▸ What is needed
Copy every entry word for word, but skip the pictures.

## Start Data entries

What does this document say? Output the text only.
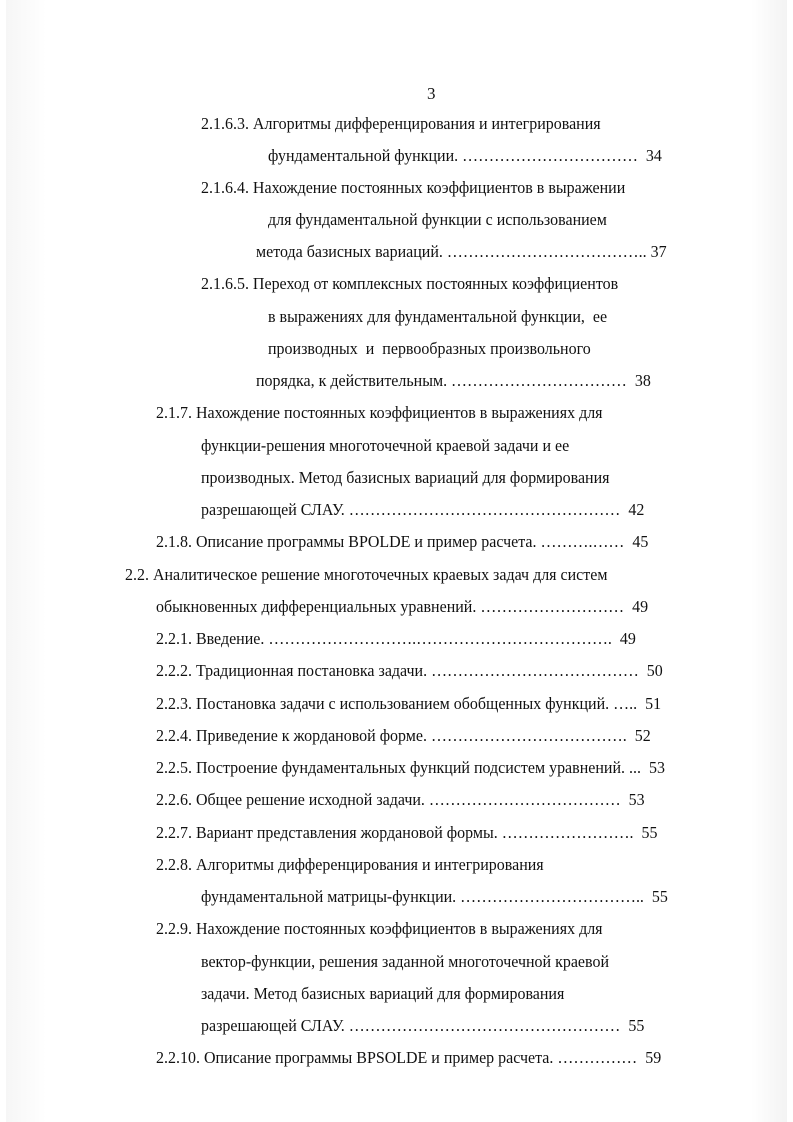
3
2.1.6.3. Алгоритмы дифференцирования и интегрирования
фундаментальной функции. ……………………………  34
2.1.6.4. Нахождение постоянных коэффициентов в выражении
для фундаментальной функции с использованием
метода базисных вариаций. ……………………………….. 37
2.1.6.5. Переход от комплексных постоянных коэффициентов
в выражениях для фундаментальной функции,  ее
производных  и  первообразных произвольного
порядка, к действительным. ……………………………  38
2.1.7. Нахождение постоянных коэффициентов в выражениях для
функции-решения многоточечной краевой задачи и ее
производных. Метод базисных вариаций для формирования
разрешающей СЛАУ. ……………………………………………  42
2.1.8. Описание программы BPOLDE и пример расчета. ……….……  45
2.2. Аналитическое решение многоточечных краевых задач для систем
обыкновенных дифференциальных уравнений. ………………………  49
2.2.1. Введение. ……………………….……………………………….  49
2.2.2. Традиционная постановка задачи. …………………………………  50
2.2.3. Постановка задачи с использованием обобщенных функций. …..  51
2.2.4. Приведение к жордановой форме. ……………………………….  52
2.2.5. Построение фундаментальных функций подсистем уравнений. ...  53
2.2.6. Общее решение исходной задачи. ………………………………  53
2.2.7. Вариант представления жордановой формы. …………………….  55
2.2.8. Алгоритмы дифференцирования и интегрирования
фундаментальной матрицы-функции. ……………………………..  55
2.2.9. Нахождение постоянных коэффициентов в выражениях для
вектор-функции, решения заданной многоточечной краевой
задачи. Метод базисных вариаций для формирования
разрешающей СЛАУ. ……………………………………………  55
2.2.10. Описание программы BPSOLDE и пример расчета. ……………  59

## End Data entries

▸ Full response
What does this document say? Output the text only.
3
2.1.6.3. Алгоритмы дифференцирования и интегрирования
фундаментальной функции. ……………………………  34
2.1.6.4. Нахождение постоянных коэффициентов в выражении
для фундаментальной функции с использованием
метода базисных вариаций. ……………………………….. 37
2.1.6.5. Переход от комплексных постоянных коэффициентов
в выражениях для фундаментальной функции,  ее
производных  и  первообразных произвольного
порядка, к действительным. ……………………………  38
2.1.7. Нахождение постоянных коэффициентов в выражениях для
функции-решения многоточечной краевой задачи и ее
производных. Метод базисных вариаций для формирования
разрешающей СЛАУ. ……………………………………………  42
2.1.8. Описание программы BPOLDE и пример расчета. ……….……  45
2.2. Аналитическое решение многоточечных краевых задач для систем
обыкновенных дифференциальных уравнений. ………………………  49
2.2.1. Введение. ……………………….……………………………….  49
2.2.2. Традиционная постановка задачи. …………………………………  50
2.2.3. Постановка задачи с использованием обобщенных функций. …..  51
2.2.4. Приведение к жордановой форме. ……………………………….  52
2.2.5. Построение фундаментальных функций подсистем уравнений. ...  53
2.2.6. Общее решение исходной задачи. ………………………………  53
2.2.7. Вариант представления жордановой формы. …………………….  55
2.2.8. Алгоритмы дифференцирования и интегрирования
фундаментальной матрицы-функции. ……………………………..  55
2.2.9. Нахождение постоянных коэффициентов в выражениях для
вектор-функции, решения заданной многоточечной краевой
задачи. Метод базисных вариаций для формирования
разрешающей СЛАУ. ……………………………………………  55
2.2.10. Описание программы BPSOLDE и пример расчета. ……………  59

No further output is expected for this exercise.